BEGIN RECORD EXTRACTS

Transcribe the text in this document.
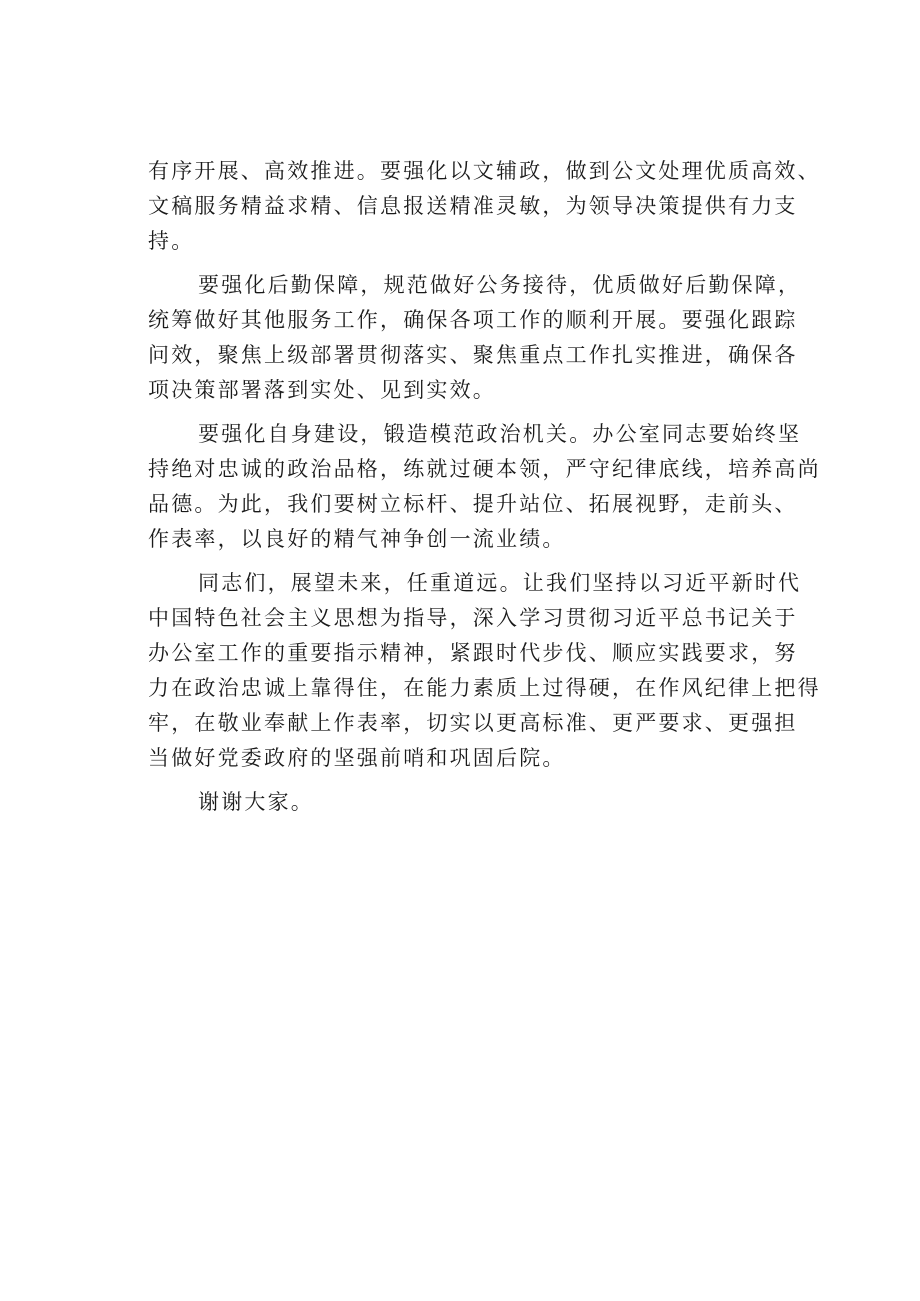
有序开展、高效推进。要强化以文辅政，做到公文处理优质高效、
文稿服务精益求精、信息报送精准灵敏，为领导决策提供有力支
持。
要强化后勤保障，规范做好公务接待，优质做好后勤保障，
统筹做好其他服务工作，确保各项工作的顺利开展。要强化跟踪
问效，聚焦上级部署贯彻落实、聚焦重点工作扎实推进，确保各
项决策部署落到实处、见到实效。
要强化自身建设，锻造模范政治机关。办公室同志要始终坚
持绝对忠诚的政治品格，练就过硬本领，严守纪律底线，培养高尚
品德。为此，我们要树立标杆、提升站位、拓展视野，走前头、
作表率，以良好的精气神争创一流业绩。
同志们，展望未来，任重道远。让我们坚持以习近平新时代
中国特色社会主义思想为指导，深入学习贯彻习近平总书记关于
办公室工作的重要指示精神，紧跟时代步伐、顺应实践要求，努
力在政治忠诚上靠得住，在能力素质上过得硬，在作风纪律上把得
牢，在敬业奉献上作表率，切实以更高标准、更严要求、更强担
当做好党委政府的坚强前哨和巩固后院。
谢谢大家。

END RECORD EXTRACTS

EXERCISE DETAILS: Every line above should be returned exactly; the pictures stay out.

ANSWER TO THIS TASK:
Transcribe the text in this document.
有序开展、高效推进。要强化以文辅政，做到公文处理优质高效、
文稿服务精益求精、信息报送精准灵敏，为领导决策提供有力支
持。
要强化后勤保障，规范做好公务接待，优质做好后勤保障，
统筹做好其他服务工作，确保各项工作的顺利开展。要强化跟踪
问效，聚焦上级部署贯彻落实、聚焦重点工作扎实推进，确保各
项决策部署落到实处、见到实效。
要强化自身建设，锻造模范政治机关。办公室同志要始终坚
持绝对忠诚的政治品格，练就过硬本领，严守纪律底线，培养高尚
品德。为此，我们要树立标杆、提升站位、拓展视野，走前头、
作表率，以良好的精气神争创一流业绩。
同志们，展望未来，任重道远。让我们坚持以习近平新时代
中国特色社会主义思想为指导，深入学习贯彻习近平总书记关于
办公室工作的重要指示精神，紧跟时代步伐、顺应实践要求，努
力在政治忠诚上靠得住，在能力素质上过得硬，在作风纪律上把得
牢，在敬业奉献上作表率，切实以更高标准、更严要求、更强担
当做好党委政府的坚强前哨和巩固后院。
谢谢大家。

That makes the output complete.